Reproduce the data verbatim, starting at its first line and ending with the line that contains "474, 141, 513]", both included.

━━ DATA LISTING

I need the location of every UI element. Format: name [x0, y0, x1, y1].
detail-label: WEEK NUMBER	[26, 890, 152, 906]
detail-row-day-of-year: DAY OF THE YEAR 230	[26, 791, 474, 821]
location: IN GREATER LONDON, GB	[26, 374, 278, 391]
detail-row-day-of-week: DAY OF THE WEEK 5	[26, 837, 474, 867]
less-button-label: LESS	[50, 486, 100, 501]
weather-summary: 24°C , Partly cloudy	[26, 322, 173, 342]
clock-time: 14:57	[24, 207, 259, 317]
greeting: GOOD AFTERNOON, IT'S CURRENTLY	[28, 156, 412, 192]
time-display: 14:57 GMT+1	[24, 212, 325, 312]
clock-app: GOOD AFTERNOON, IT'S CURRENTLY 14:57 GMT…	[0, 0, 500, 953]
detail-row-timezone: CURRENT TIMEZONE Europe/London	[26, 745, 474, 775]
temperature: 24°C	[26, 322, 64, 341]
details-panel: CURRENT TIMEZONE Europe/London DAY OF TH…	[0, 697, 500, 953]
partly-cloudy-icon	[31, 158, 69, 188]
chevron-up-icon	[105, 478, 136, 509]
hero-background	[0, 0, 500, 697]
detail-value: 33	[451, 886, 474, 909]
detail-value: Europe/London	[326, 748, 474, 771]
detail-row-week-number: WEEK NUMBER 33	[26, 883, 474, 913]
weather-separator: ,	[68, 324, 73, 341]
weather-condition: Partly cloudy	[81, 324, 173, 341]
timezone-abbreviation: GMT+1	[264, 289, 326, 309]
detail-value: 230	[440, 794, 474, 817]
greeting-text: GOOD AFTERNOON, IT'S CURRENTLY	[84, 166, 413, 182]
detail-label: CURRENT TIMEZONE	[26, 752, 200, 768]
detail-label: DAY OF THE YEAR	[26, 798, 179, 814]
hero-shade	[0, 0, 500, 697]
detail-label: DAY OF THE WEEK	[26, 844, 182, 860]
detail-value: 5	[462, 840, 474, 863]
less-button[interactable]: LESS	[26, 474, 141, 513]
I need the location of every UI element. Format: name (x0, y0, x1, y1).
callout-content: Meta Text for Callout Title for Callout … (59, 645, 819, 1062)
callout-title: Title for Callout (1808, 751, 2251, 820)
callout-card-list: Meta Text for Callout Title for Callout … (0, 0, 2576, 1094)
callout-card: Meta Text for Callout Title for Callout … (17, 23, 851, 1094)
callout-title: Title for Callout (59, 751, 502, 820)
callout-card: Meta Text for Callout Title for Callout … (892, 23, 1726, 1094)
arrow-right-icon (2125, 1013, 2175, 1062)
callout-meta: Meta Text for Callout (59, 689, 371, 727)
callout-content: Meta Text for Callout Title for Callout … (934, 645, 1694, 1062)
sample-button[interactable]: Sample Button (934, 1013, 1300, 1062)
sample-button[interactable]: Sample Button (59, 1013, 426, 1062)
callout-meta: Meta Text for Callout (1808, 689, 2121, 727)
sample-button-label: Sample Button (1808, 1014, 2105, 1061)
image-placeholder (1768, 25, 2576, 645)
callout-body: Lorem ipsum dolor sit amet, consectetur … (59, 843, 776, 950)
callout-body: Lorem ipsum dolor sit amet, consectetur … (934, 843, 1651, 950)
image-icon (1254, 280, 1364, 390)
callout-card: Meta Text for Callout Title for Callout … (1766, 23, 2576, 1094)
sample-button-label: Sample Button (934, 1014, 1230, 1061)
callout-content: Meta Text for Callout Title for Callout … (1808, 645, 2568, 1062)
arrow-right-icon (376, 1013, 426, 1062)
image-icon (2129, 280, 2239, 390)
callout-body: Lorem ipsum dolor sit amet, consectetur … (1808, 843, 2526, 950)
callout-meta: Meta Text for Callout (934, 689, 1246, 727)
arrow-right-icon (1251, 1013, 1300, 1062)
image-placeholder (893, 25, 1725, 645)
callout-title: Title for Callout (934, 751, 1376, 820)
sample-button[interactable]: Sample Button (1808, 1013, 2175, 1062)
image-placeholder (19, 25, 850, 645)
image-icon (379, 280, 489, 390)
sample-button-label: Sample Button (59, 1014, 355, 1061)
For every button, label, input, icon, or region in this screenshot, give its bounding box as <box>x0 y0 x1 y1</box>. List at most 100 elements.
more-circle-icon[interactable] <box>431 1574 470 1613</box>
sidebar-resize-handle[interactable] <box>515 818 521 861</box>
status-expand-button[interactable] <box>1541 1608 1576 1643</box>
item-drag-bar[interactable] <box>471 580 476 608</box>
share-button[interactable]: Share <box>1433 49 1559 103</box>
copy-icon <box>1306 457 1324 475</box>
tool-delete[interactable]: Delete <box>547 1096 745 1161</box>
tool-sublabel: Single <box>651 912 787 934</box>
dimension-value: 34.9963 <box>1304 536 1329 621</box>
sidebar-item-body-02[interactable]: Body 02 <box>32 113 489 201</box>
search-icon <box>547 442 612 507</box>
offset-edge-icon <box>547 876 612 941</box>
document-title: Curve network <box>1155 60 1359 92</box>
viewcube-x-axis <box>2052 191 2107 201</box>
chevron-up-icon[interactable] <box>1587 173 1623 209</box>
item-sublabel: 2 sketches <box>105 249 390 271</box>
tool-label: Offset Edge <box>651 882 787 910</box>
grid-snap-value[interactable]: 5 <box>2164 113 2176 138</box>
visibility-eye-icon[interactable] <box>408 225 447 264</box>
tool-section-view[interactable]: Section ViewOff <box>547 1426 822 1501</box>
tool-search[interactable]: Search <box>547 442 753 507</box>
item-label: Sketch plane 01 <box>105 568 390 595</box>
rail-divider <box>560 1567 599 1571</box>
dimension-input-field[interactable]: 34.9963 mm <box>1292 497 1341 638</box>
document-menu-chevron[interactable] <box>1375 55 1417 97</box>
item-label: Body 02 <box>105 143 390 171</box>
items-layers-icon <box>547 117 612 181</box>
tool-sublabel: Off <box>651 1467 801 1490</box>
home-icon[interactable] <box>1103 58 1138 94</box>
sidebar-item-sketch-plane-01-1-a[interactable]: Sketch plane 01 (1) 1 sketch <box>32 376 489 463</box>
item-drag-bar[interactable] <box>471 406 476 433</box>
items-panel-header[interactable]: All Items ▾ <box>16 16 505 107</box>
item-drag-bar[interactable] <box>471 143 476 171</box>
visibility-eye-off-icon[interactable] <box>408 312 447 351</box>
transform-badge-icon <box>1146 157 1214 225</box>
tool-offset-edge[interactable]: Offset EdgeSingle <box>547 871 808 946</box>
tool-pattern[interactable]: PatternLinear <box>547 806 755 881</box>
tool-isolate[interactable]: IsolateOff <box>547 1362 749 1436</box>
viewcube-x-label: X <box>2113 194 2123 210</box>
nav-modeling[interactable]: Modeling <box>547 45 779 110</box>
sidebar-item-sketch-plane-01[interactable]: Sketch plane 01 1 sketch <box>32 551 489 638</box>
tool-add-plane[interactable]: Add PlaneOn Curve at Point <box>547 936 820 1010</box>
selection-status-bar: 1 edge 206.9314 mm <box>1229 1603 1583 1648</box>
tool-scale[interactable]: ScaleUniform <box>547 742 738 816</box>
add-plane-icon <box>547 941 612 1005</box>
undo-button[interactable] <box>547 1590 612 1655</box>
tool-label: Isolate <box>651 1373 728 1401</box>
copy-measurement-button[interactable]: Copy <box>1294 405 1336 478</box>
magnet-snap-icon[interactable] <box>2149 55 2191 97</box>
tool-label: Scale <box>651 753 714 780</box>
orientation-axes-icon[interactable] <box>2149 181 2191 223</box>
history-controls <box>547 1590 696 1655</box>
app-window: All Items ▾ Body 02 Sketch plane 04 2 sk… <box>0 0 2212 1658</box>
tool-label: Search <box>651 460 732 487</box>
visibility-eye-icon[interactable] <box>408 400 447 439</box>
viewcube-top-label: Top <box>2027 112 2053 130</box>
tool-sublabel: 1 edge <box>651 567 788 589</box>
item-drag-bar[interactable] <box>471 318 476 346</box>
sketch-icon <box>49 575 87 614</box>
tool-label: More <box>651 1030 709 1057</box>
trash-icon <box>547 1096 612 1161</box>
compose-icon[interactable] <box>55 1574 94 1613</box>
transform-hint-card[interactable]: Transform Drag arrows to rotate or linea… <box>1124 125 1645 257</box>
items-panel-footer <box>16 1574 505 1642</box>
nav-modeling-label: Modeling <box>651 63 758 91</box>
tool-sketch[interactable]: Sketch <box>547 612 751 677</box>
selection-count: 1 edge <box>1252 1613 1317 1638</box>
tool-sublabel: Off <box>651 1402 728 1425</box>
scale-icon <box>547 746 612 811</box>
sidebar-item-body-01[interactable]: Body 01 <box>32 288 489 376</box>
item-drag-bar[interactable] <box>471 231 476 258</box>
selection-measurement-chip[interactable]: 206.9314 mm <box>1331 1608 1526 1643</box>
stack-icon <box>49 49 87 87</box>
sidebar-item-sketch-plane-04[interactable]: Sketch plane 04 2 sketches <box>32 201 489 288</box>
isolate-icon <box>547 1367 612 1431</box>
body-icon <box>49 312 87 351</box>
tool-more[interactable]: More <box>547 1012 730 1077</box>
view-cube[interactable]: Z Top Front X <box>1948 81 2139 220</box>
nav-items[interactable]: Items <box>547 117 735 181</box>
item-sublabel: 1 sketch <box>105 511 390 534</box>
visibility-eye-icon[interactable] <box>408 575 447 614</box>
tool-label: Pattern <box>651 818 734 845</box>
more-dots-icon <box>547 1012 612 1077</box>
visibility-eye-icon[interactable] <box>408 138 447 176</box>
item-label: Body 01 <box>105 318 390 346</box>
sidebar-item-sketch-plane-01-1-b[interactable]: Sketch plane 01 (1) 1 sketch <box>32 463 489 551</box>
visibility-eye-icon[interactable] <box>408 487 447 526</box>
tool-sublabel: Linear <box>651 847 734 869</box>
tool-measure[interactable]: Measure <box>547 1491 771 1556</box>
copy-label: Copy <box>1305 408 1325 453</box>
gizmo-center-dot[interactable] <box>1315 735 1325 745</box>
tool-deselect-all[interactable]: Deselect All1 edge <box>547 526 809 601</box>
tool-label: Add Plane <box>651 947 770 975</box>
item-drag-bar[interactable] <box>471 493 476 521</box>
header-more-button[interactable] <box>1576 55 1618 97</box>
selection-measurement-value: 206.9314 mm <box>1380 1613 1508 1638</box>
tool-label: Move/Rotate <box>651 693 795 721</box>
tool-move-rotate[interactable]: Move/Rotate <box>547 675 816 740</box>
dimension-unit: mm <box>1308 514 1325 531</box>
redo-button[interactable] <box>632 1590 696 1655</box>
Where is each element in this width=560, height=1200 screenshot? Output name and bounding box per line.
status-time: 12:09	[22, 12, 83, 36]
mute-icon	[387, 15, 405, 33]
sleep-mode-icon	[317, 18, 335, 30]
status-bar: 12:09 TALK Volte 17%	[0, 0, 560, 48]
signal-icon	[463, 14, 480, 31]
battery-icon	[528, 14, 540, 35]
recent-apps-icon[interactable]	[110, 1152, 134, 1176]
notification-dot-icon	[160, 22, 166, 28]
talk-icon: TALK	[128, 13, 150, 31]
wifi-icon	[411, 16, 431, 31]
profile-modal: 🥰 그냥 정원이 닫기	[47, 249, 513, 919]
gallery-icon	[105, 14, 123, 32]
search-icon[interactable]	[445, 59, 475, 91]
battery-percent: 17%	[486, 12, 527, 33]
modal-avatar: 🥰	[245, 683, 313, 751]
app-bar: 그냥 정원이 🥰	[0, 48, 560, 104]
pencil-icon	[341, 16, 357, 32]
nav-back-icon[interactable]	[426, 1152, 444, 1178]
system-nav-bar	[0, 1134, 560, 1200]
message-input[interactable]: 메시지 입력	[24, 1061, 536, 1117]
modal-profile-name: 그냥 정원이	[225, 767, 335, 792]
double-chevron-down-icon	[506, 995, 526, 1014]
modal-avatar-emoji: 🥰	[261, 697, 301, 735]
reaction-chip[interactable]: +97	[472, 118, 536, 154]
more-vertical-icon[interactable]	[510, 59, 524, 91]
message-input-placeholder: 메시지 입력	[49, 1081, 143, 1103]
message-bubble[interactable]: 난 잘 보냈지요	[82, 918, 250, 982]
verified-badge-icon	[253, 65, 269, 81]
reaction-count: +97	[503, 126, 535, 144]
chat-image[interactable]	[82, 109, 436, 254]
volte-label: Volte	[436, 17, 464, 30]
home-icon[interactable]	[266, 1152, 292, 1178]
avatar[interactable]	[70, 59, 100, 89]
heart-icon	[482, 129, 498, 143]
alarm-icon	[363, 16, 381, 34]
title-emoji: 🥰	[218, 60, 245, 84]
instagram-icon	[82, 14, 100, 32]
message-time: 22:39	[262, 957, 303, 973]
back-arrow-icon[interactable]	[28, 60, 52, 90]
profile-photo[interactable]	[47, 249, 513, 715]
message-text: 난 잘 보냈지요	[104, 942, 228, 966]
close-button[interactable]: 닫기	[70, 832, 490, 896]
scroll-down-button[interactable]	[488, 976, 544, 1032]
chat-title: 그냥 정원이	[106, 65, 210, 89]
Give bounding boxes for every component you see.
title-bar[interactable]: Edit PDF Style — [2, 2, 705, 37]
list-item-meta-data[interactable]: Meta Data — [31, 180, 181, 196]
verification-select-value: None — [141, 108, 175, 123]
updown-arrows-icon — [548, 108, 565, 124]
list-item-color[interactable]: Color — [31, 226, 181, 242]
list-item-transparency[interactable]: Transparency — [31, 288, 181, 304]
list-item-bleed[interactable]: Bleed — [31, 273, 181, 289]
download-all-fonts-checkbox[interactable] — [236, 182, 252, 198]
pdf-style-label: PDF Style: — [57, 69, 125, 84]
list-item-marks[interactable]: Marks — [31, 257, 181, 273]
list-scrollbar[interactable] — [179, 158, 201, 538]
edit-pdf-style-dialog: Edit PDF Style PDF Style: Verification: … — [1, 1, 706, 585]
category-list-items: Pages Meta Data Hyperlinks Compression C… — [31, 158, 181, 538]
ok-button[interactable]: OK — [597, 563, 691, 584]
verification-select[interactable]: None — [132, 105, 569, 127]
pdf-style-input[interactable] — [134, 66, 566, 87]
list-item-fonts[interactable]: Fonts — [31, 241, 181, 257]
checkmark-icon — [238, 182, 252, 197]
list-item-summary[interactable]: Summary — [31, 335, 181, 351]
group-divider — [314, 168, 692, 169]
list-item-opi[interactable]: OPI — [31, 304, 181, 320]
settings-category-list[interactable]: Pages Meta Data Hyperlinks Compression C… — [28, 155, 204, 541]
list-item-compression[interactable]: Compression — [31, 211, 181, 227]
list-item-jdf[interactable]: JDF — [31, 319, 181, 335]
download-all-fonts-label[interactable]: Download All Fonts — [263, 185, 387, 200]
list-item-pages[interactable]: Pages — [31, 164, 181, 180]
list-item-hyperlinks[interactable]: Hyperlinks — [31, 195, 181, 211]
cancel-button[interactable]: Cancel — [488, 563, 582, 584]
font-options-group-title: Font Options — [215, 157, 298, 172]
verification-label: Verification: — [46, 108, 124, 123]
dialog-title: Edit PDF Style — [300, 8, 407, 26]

━━━━

CORRECT RESULT:
I need the location of every UI element. Format: name [x0, y0, x1, y1].
detail-label: WEEK NUMBER	[26, 890, 152, 906]
detail-row-day-of-year: DAY OF THE YEAR 230	[26, 791, 474, 821]
location: IN GREATER LONDON, GB	[26, 374, 278, 391]
detail-row-day-of-week: DAY OF THE WEEK 5	[26, 837, 474, 867]
less-button-label: LESS	[50, 486, 100, 501]
weather-summary: 24°C , Partly cloudy	[26, 322, 173, 342]
clock-time: 14:57	[24, 207, 259, 317]
greeting: GOOD AFTERNOON, IT'S CURRENTLY	[28, 156, 412, 192]
time-display: 14:57 GMT+1	[24, 212, 325, 312]
clock-app: GOOD AFTERNOON, IT'S CURRENTLY 14:57 GMT…	[0, 0, 500, 953]
detail-row-timezone: CURRENT TIMEZONE Europe/London	[26, 745, 474, 775]
temperature: 24°C	[26, 322, 64, 341]
details-panel: CURRENT TIMEZONE Europe/London DAY OF TH…	[0, 697, 500, 953]
partly-cloudy-icon	[31, 158, 69, 188]
chevron-up-icon	[105, 478, 136, 509]
hero-background	[0, 0, 500, 697]
detail-value: 33	[451, 886, 474, 909]
detail-value: Europe/London	[326, 748, 474, 771]
detail-row-week-number: WEEK NUMBER 33	[26, 883, 474, 913]
weather-separator: ,	[68, 324, 73, 341]
weather-condition: Partly cloudy	[81, 324, 173, 341]
timezone-abbreviation: GMT+1	[264, 289, 326, 309]
detail-value: 230	[440, 794, 474, 817]
greeting-text: GOOD AFTERNOON, IT'S CURRENTLY	[84, 166, 413, 182]
detail-label: CURRENT TIMEZONE	[26, 752, 200, 768]
detail-label: DAY OF THE YEAR	[26, 798, 179, 814]
hero-shade	[0, 0, 500, 697]
detail-label: DAY OF THE WEEK	[26, 844, 182, 860]
detail-value: 5	[462, 840, 474, 863]
less-button[interactable]: LESS	[26, 474, 141, 513]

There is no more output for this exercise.